§ OBJECTIF: Recopiez la partie des données qui commence par la ligne contenant « message-time: 09:41 <box>118 » et se termine par celle contenant « announcement-banner[interactable]: 對了帳號是這個的... <box>6 », en remplaçant « divider » par « separator » sans rien modifier d'autre.

[Données tirées d'une collection]
◆ ◆ ◆
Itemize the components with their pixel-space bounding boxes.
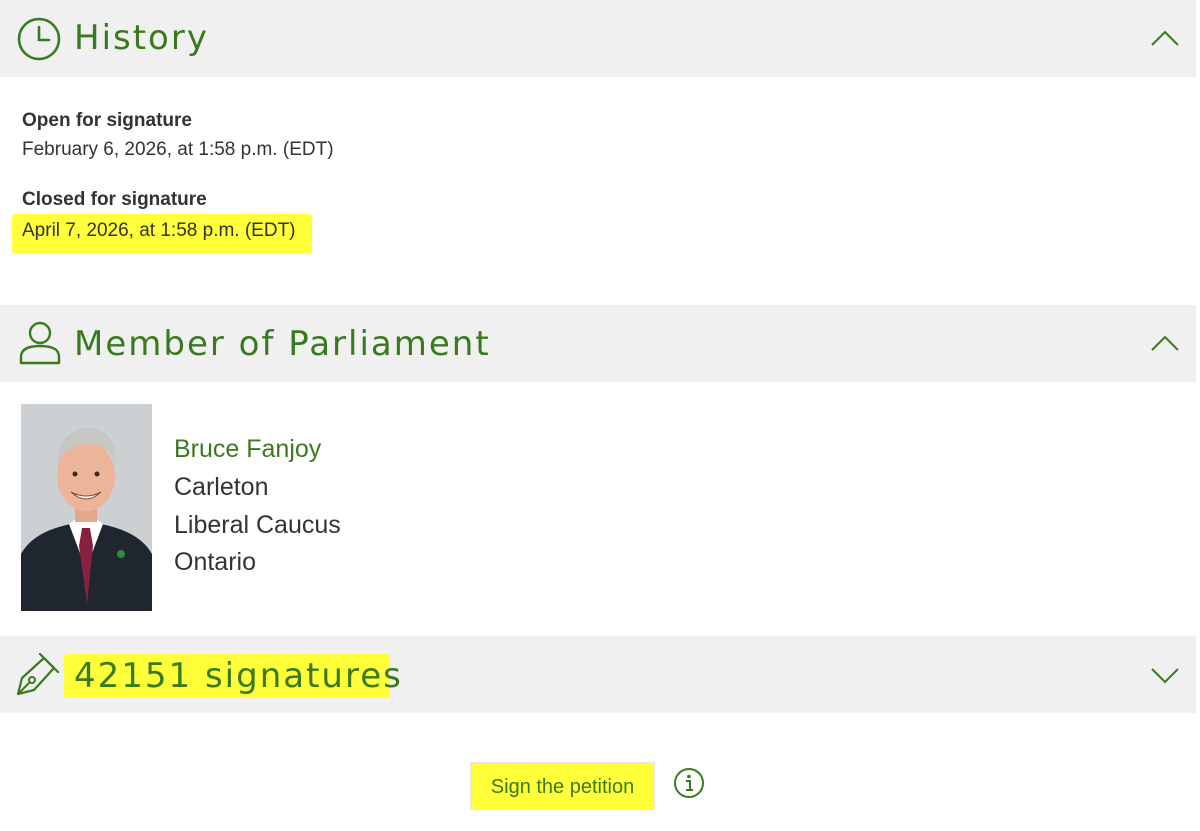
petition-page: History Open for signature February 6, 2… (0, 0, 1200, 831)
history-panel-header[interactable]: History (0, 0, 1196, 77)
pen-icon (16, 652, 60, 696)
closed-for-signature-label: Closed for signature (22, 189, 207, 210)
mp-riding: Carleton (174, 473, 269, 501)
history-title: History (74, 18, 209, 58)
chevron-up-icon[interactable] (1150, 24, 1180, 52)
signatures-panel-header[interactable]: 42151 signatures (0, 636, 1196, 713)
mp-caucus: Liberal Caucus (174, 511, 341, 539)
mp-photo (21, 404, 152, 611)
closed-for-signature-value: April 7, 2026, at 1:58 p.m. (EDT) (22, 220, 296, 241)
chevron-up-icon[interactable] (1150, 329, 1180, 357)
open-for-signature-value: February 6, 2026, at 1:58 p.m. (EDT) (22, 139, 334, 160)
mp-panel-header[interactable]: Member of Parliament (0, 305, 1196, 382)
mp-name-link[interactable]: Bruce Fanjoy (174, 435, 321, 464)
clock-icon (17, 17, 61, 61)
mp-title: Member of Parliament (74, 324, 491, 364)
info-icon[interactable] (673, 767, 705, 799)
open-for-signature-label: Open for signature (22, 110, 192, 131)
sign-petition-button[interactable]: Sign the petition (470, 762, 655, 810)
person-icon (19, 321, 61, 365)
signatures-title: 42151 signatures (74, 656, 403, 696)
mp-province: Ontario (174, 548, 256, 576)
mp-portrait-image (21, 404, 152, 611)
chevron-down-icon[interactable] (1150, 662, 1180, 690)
◆ ◆ ◆
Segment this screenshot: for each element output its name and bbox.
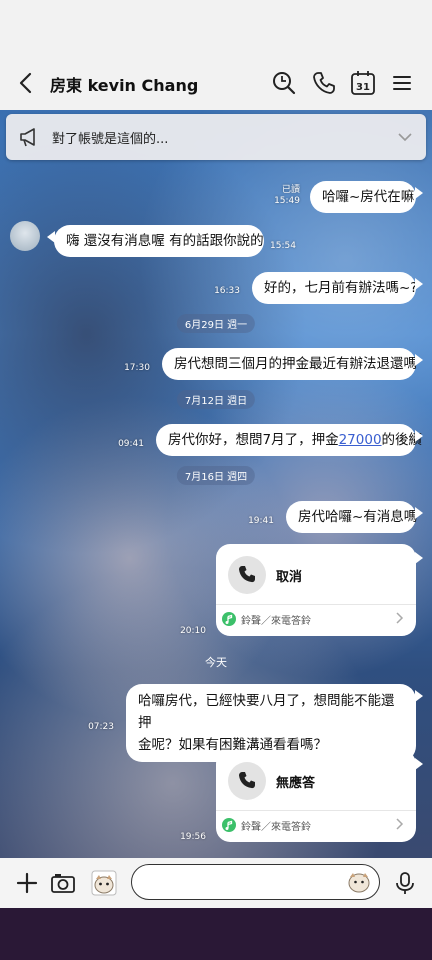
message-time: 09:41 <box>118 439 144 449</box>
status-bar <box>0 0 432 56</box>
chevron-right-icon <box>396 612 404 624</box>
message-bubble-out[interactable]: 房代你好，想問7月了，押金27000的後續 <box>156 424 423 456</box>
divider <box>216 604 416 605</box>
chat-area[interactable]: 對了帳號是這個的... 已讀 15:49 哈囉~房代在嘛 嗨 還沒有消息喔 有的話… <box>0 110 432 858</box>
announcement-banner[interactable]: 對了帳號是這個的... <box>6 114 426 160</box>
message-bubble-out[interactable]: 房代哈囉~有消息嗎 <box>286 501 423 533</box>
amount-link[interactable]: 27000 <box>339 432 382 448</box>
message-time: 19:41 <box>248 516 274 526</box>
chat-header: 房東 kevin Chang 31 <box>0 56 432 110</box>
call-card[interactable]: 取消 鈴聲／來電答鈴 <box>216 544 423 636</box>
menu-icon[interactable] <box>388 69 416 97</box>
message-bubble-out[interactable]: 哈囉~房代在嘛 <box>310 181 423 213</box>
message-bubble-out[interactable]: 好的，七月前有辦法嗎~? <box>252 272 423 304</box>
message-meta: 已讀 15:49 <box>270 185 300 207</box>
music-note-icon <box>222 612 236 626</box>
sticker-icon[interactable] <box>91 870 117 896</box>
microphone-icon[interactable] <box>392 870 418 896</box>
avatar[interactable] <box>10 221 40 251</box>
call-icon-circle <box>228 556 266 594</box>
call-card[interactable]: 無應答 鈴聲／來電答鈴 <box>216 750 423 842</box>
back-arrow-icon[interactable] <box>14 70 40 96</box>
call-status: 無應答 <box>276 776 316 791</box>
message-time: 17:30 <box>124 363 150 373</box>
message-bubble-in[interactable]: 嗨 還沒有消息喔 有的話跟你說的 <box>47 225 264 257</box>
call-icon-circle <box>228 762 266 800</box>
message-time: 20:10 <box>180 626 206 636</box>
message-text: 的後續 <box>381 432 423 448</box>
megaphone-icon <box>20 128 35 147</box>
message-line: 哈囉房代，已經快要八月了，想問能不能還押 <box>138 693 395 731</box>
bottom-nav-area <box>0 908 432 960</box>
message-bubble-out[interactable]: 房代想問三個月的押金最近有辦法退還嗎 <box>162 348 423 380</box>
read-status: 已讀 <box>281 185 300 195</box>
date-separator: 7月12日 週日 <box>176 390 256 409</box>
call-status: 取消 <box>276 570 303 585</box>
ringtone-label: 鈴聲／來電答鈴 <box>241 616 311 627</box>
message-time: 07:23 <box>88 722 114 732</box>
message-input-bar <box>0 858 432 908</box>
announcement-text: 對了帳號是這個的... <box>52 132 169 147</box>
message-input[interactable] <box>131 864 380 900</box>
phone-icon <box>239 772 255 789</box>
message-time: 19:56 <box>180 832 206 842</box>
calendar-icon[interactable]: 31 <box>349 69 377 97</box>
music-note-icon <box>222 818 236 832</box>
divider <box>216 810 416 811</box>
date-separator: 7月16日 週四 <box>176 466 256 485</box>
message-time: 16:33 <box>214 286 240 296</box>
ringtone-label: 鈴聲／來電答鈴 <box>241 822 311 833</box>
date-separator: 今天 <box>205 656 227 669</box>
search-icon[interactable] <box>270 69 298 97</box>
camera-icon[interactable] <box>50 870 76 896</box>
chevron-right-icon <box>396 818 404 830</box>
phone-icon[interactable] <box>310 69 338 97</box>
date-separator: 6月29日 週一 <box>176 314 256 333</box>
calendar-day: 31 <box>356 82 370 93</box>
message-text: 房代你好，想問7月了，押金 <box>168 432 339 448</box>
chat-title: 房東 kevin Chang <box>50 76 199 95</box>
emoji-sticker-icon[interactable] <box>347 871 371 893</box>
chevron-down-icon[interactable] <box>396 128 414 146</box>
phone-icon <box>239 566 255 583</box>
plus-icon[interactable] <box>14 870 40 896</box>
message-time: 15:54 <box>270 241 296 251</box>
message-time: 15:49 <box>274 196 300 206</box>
◆ ◆ ◆
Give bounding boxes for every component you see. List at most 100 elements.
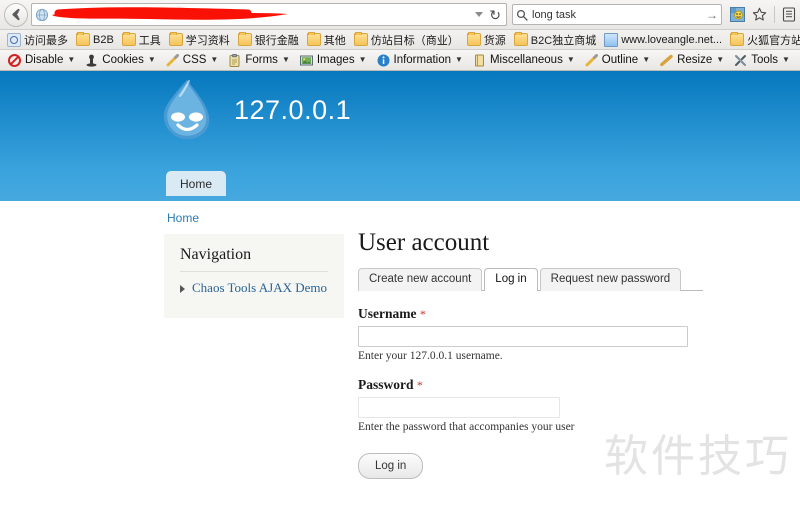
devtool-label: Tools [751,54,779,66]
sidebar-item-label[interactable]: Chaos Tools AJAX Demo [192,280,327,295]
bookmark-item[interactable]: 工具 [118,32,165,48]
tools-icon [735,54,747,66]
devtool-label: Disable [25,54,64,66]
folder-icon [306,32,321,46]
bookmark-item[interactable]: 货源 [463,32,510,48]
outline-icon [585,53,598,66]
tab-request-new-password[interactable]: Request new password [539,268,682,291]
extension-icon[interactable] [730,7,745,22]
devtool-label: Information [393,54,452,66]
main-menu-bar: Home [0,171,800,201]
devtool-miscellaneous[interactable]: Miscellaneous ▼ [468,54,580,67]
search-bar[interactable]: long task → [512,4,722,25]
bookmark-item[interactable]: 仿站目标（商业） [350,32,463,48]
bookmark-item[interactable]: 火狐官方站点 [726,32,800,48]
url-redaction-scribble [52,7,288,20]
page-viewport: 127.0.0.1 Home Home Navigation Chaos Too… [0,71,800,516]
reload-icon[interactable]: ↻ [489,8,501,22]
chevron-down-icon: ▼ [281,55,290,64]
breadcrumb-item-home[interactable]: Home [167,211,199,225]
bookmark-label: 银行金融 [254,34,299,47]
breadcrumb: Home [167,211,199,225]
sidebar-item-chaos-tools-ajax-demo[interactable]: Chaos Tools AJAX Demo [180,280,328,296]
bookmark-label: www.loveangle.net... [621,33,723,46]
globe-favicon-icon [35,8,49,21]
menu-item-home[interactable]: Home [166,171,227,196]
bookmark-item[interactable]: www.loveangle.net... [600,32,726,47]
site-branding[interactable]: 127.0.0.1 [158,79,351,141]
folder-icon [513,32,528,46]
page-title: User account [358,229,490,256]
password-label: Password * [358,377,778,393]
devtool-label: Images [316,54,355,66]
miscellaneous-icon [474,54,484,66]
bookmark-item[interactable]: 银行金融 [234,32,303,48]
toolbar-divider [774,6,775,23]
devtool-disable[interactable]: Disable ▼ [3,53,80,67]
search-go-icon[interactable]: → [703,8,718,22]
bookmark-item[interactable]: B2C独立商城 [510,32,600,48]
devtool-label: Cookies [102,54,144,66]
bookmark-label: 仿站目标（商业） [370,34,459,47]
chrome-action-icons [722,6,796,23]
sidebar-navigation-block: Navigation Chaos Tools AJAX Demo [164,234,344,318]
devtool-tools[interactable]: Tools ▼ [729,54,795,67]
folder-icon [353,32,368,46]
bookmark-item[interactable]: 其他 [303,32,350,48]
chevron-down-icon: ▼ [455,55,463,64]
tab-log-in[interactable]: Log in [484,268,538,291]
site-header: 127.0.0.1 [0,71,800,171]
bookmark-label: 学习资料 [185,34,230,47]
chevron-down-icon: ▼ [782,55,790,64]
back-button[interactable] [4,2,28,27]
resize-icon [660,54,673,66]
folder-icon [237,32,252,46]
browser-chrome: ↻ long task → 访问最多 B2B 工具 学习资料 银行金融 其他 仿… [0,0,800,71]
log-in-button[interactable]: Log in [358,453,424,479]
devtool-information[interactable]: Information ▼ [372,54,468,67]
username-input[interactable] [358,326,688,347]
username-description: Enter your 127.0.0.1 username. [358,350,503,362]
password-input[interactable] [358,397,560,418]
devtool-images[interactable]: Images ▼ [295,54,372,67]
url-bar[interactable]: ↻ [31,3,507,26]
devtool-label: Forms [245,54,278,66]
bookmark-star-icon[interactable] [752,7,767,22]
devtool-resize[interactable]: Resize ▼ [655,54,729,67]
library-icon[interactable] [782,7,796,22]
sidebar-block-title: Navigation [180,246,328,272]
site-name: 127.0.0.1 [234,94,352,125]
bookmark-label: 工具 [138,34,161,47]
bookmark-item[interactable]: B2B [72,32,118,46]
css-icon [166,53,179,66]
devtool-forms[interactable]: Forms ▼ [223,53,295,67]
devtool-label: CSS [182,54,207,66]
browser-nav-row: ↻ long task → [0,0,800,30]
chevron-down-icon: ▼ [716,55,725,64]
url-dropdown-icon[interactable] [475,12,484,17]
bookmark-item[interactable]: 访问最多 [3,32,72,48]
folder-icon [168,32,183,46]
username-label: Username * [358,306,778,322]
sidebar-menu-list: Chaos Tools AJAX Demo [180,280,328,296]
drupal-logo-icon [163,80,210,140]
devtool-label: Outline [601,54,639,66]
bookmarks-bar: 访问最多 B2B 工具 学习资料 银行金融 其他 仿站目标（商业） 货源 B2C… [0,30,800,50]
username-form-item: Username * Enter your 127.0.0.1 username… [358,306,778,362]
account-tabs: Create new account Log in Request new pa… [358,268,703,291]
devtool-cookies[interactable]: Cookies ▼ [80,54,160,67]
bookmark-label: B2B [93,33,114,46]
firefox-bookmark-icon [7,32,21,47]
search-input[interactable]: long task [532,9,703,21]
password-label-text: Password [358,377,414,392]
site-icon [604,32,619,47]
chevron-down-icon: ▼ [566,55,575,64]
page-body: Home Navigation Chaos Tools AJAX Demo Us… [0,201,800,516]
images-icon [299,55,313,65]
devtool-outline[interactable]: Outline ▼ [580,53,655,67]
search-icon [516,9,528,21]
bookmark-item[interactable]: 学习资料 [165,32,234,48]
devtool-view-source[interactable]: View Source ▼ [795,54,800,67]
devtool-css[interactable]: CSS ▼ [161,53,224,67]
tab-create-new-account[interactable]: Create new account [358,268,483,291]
◆ ◆ ◆
§ RÉPONSE COMPLÈTE:
message-time: 09:41 <box>118 439 144 449</box>
status-bar <box>0 0 432 56</box>
chevron-right-icon <box>396 612 404 624</box>
message-bubble-out[interactable]: 房代你好，想問7月了，押金27000的後續 <box>156 424 423 456</box>
separator <box>216 604 416 605</box>
chat-area[interactable]: 對了帳號是這個的... 已讀 15:49 哈囉~房代在嘛 嗨 還沒有消息喔 有的話… <box>0 110 432 858</box>
announcement-banner[interactable]: 對了帳號是這個的... <box>6 114 426 160</box>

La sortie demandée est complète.